▸ **TO DO**
Provide only the number of lines in the data below that contain the string "adición".

▸ **MATERIAL TO PROCESS**
....................

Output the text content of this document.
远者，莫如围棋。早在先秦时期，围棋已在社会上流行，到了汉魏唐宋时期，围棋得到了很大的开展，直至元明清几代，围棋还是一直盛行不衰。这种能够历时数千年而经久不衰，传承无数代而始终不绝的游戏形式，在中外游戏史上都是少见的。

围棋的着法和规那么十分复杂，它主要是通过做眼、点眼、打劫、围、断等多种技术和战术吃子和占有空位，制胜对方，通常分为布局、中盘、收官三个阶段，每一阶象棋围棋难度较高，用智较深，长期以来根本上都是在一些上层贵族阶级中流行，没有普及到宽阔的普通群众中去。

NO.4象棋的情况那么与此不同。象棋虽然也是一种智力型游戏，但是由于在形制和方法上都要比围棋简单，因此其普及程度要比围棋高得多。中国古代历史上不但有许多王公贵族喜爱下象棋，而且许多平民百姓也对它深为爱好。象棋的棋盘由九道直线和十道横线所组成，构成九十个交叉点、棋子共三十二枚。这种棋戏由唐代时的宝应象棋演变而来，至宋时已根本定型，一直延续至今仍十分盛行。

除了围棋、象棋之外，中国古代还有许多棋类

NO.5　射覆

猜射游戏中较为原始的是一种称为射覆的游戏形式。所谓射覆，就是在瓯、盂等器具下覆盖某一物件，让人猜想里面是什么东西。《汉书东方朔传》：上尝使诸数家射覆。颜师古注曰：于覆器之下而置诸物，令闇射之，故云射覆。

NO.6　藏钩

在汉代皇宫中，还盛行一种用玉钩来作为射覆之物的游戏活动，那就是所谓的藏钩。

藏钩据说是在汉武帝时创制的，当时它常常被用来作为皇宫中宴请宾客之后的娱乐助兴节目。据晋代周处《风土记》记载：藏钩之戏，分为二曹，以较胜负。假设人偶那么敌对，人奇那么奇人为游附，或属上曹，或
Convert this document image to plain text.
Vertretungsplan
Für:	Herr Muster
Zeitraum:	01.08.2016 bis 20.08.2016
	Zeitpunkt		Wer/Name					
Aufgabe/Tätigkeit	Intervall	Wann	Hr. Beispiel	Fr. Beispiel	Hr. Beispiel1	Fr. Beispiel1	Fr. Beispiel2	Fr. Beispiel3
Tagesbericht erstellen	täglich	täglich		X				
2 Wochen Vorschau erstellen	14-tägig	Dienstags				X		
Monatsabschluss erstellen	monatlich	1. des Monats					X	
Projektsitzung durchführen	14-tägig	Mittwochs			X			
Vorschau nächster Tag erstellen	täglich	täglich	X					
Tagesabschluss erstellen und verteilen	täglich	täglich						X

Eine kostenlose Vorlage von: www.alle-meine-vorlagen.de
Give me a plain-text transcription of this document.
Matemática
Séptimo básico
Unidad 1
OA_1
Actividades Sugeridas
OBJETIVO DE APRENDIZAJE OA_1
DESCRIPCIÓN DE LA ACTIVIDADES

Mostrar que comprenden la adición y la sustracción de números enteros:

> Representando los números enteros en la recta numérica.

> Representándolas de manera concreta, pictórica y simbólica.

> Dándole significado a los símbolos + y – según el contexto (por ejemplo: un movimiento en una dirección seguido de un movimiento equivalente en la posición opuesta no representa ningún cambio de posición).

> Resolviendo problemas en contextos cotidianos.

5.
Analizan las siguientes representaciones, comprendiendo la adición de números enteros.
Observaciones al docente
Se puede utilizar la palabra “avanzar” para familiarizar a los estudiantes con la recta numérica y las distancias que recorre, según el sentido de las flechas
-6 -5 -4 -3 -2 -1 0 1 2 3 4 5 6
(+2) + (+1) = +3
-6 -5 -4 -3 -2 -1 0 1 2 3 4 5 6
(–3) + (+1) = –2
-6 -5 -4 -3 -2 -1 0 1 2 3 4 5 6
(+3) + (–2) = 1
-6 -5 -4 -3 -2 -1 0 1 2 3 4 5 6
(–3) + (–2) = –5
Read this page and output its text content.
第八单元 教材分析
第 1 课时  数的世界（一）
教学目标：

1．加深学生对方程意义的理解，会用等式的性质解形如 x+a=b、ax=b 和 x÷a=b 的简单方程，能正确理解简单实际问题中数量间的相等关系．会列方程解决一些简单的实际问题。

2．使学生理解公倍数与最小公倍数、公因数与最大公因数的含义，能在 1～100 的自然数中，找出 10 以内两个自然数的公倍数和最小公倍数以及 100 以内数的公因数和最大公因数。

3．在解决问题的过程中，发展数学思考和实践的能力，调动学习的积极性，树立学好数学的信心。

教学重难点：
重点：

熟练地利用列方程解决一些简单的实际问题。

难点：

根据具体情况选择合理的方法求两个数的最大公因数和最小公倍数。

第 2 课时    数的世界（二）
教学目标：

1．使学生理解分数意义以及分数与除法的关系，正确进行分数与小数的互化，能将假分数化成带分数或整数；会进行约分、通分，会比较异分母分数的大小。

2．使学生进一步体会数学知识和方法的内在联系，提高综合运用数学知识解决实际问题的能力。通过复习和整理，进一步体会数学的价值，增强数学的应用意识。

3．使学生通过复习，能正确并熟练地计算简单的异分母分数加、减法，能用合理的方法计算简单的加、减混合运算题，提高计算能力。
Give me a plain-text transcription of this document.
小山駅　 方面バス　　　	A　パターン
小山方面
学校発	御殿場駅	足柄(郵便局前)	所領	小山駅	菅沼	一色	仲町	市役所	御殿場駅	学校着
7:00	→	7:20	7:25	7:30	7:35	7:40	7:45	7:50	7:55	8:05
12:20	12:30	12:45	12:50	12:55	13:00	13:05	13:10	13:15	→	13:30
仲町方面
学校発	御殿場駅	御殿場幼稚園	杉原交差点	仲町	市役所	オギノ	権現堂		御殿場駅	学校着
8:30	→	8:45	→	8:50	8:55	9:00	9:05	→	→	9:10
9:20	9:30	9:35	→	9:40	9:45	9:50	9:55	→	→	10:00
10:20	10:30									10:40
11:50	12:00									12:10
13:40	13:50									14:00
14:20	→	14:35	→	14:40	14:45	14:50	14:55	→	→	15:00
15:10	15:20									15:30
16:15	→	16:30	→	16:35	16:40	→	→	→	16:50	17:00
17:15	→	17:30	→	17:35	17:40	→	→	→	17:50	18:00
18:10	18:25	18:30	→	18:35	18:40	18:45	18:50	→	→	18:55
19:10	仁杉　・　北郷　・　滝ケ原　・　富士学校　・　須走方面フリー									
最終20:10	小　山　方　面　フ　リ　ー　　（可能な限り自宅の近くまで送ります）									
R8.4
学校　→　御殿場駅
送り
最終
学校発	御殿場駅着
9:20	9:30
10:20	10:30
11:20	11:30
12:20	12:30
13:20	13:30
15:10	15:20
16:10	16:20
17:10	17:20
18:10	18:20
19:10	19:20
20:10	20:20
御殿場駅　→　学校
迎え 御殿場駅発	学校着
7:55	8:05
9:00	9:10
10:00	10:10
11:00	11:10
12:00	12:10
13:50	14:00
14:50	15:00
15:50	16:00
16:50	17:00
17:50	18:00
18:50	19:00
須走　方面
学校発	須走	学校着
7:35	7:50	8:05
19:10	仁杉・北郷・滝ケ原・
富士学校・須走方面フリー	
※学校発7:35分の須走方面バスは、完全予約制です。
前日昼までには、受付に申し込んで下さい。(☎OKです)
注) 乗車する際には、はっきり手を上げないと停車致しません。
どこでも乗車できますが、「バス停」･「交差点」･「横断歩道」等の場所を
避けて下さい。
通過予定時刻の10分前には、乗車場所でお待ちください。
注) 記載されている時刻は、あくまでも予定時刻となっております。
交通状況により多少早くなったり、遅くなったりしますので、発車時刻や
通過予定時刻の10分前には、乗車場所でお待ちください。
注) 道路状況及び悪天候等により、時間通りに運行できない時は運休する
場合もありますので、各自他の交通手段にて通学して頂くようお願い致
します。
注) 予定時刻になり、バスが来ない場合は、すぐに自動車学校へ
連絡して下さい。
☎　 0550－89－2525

....................

▸ **REPLY TO THE TASK**
2